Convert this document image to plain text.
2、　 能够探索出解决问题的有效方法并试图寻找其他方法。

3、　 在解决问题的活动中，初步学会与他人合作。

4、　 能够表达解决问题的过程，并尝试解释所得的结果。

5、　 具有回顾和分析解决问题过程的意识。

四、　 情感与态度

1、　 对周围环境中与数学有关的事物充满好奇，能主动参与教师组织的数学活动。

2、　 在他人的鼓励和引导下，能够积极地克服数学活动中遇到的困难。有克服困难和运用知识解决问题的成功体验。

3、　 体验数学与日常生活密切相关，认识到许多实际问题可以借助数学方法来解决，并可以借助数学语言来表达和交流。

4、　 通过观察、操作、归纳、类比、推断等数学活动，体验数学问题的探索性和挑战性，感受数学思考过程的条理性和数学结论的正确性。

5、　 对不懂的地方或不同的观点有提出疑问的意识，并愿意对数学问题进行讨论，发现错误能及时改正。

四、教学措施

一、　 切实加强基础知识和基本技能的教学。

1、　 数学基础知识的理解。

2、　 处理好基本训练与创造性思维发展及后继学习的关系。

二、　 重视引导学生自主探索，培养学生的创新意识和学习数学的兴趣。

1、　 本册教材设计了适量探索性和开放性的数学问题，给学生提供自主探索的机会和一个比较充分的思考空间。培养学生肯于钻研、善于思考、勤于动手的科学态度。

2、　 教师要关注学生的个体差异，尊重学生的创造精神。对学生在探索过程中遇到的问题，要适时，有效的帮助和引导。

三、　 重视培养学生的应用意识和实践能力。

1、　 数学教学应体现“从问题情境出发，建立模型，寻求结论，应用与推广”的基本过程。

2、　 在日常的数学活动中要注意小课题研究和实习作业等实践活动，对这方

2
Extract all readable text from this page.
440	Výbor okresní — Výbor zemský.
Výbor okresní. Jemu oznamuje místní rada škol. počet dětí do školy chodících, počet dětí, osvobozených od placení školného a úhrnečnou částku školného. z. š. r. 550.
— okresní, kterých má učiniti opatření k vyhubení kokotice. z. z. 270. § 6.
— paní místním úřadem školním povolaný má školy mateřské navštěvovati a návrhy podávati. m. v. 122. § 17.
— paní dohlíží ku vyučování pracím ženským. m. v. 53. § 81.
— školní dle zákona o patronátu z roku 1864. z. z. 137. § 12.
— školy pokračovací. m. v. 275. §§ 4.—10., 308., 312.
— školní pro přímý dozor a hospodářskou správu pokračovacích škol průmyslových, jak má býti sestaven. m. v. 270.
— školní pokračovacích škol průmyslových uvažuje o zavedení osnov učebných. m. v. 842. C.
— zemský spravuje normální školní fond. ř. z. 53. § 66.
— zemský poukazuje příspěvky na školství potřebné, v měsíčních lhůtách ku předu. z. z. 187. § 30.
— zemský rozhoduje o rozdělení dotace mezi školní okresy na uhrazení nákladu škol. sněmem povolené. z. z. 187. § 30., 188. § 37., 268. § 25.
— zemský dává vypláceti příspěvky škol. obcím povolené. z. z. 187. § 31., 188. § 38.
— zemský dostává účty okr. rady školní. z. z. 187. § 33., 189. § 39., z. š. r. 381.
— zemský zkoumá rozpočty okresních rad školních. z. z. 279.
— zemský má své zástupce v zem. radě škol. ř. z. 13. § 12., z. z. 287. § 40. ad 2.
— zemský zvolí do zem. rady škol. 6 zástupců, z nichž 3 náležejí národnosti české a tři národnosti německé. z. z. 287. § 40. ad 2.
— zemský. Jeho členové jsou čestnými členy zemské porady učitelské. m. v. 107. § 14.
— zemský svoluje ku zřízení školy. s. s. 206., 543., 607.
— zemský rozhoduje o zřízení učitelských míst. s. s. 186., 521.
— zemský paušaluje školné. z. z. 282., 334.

________________

Exercise:
Exact output of every entry is required.

Result below:
Convert this document image to plain text.
2、　 能够探索出解决问题的有效方法并试图寻找其他方法。

3、　 在解决问题的活动中，初步学会与他人合作。

4、　 能够表达解决问题的过程，并尝试解释所得的结果。

5、　 具有回顾和分析解决问题过程的意识。

四、　 情感与态度

1、　 对周围环境中与数学有关的事物充满好奇，能主动参与教师组织的数学活动。

2、　 在他人的鼓励和引导下，能够积极地克服数学活动中遇到的困难。有克服困难和运用知识解决问题的成功体验。

3、　 体验数学与日常生活密切相关，认识到许多实际问题可以借助数学方法来解决，并可以借助数学语言来表达和交流。

4、　 通过观察、操作、归纳、类比、推断等数学活动，体验数学问题的探索性和挑战性，感受数学思考过程的条理性和数学结论的正确性。

5、　 对不懂的地方或不同的观点有提出疑问的意识，并愿意对数学问题进行讨论，发现错误能及时改正。

四、教学措施

一、　 切实加强基础知识和基本技能的教学。

1、　 数学基础知识的理解。

2、　 处理好基本训练与创造性思维发展及后继学习的关系。

二、　 重视引导学生自主探索，培养学生的创新意识和学习数学的兴趣。

1、　 本册教材设计了适量探索性和开放性的数学问题，给学生提供自主探索的机会和一个比较充分的思考空间。培养学生肯于钻研、善于思考、勤于动手的科学态度。

2、　 教师要关注学生的个体差异，尊重学生的创造精神。对学生在探索过程中遇到的问题，要适时，有效的帮助和引导。

三、　 重视培养学生的应用意识和实践能力。

1、　 数学教学应体现“从问题情境出发，建立模型，寻求结论，应用与推广”的基本过程。

2、　 在日常的数学活动中要注意小课题研究和实习作业等实践活动，对这方

2
Extract all readable text from this page.
440	Výbor okresní — Výbor zemský.
Výbor okresní. Jemu oznamuje místní rada škol. počet dětí do školy chodících, počet dětí, osvobozených od placení školného a úhrnečnou částku školného. z. š. r. 550.
— okresní, kterých má učiniti opatření k vyhubení kokotice. z. z. 270. § 6.
— paní místním úřadem školním povolaný má školy mateřské navštěvovati a návrhy podávati. m. v. 122. § 17.
— paní dohlíží ku vyučování pracím ženským. m. v. 53. § 81.
— školní dle zákona o patronátu z roku 1864. z. z. 137. § 12.
— školy pokračovací. m. v. 275. §§ 4.—10., 308., 312.
— školní pro přímý dozor a hospodářskou správu pokračovacích škol průmyslových, jak má býti sestaven. m. v. 270.
— školní pokračovacích škol průmyslových uvažuje o zavedení osnov učebných. m. v. 842. C.
— zemský spravuje normální školní fond. ř. z. 53. § 66.
— zemský poukazuje příspěvky na školství potřebné, v měsíčních lhůtách ku předu. z. z. 187. § 30.
— zemský rozhoduje o rozdělení dotace mezi školní okresy na uhrazení nákladu škol. sněmem povolené. z. z. 187. § 30., 188. § 37., 268. § 25.
— zemský dává vypláceti příspěvky škol. obcím povolené. z. z. 187. § 31., 188. § 38.
— zemský dostává účty okr. rady školní. z. z. 187. § 33., 189. § 39., z. š. r. 381.
— zemský zkoumá rozpočty okresních rad školních. z. z. 279.
— zemský má své zástupce v zem. radě škol. ř. z. 13. § 12., z. z. 287. § 40. ad 2.
— zemský zvolí do zem. rady škol. 6 zástupců, z nichž 3 náležejí národnosti české a tři národnosti německé. z. z. 287. § 40. ad 2.
— zemský. Jeho členové jsou čestnými členy zemské porady učitelské. m. v. 107. § 14.
— zemský svoluje ku zřízení školy. s. s. 206., 543., 607.
— zemský rozhoduje o zřízení učitelských míst. s. s. 186., 521.
— zemský paušaluje školné. z. z. 282., 334.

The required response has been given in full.